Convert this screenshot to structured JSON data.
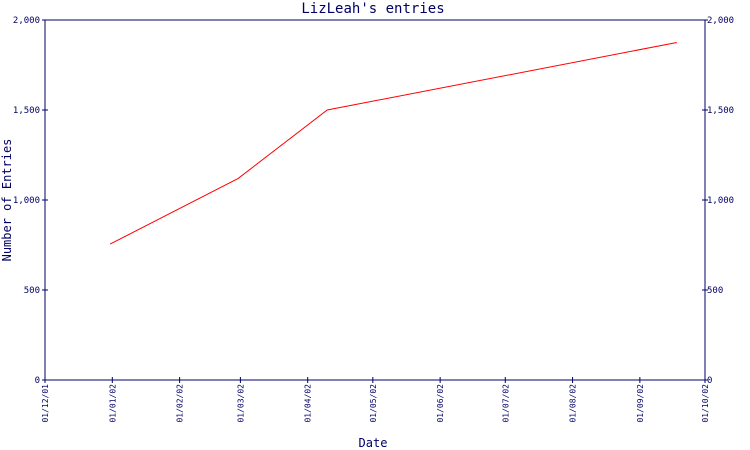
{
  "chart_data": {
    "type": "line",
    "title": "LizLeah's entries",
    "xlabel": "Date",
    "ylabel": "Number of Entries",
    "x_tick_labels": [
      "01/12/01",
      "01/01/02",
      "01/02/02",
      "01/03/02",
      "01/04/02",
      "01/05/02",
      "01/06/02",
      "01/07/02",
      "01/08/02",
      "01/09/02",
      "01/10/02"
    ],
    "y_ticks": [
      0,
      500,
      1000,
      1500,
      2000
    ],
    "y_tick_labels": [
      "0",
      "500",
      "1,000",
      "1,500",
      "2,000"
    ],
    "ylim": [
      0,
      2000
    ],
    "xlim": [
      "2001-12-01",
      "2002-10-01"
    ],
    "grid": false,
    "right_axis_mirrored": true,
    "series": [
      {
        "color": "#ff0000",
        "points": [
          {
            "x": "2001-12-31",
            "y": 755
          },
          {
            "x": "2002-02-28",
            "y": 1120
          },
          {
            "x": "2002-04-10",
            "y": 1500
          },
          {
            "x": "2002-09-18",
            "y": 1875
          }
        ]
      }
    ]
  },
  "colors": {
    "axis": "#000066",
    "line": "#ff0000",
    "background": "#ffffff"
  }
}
==
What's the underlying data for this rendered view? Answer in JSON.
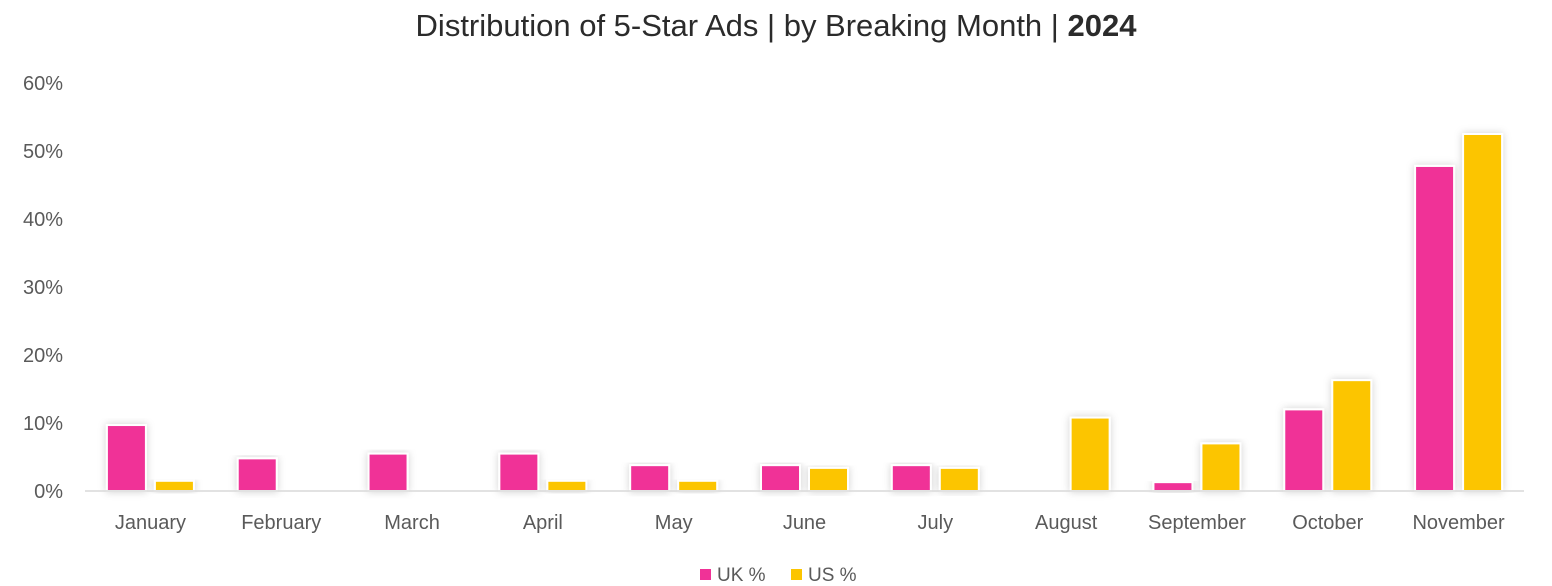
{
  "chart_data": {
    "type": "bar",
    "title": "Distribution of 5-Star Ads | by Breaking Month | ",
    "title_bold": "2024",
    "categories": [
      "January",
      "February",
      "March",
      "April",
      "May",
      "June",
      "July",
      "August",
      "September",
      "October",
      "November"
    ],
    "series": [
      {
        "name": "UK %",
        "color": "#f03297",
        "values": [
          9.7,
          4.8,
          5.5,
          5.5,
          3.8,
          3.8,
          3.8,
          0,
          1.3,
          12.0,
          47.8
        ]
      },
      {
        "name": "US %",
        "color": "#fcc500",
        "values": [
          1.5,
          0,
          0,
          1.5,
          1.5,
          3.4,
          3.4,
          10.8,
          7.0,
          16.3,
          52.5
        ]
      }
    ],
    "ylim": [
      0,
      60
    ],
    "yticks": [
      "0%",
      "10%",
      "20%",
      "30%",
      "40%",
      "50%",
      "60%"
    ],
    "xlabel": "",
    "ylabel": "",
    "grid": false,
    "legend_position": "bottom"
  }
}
...
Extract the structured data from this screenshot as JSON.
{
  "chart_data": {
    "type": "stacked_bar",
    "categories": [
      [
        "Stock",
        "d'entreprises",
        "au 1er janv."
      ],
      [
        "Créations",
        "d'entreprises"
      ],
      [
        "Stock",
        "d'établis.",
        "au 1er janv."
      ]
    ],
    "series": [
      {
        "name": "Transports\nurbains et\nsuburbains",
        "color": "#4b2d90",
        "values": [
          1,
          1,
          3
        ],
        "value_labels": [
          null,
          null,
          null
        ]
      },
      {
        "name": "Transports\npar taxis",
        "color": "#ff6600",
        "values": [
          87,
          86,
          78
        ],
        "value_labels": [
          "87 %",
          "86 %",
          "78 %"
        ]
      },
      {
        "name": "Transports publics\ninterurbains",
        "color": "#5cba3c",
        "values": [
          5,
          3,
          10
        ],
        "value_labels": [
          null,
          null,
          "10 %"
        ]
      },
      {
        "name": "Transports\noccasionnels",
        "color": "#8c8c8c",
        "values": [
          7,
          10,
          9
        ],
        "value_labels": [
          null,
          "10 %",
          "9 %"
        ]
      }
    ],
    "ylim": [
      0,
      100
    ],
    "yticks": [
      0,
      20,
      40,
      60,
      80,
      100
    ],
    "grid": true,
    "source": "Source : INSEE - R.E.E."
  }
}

• Your task: Give the count of lines containing "this", with no added text.

• Answer in full: 3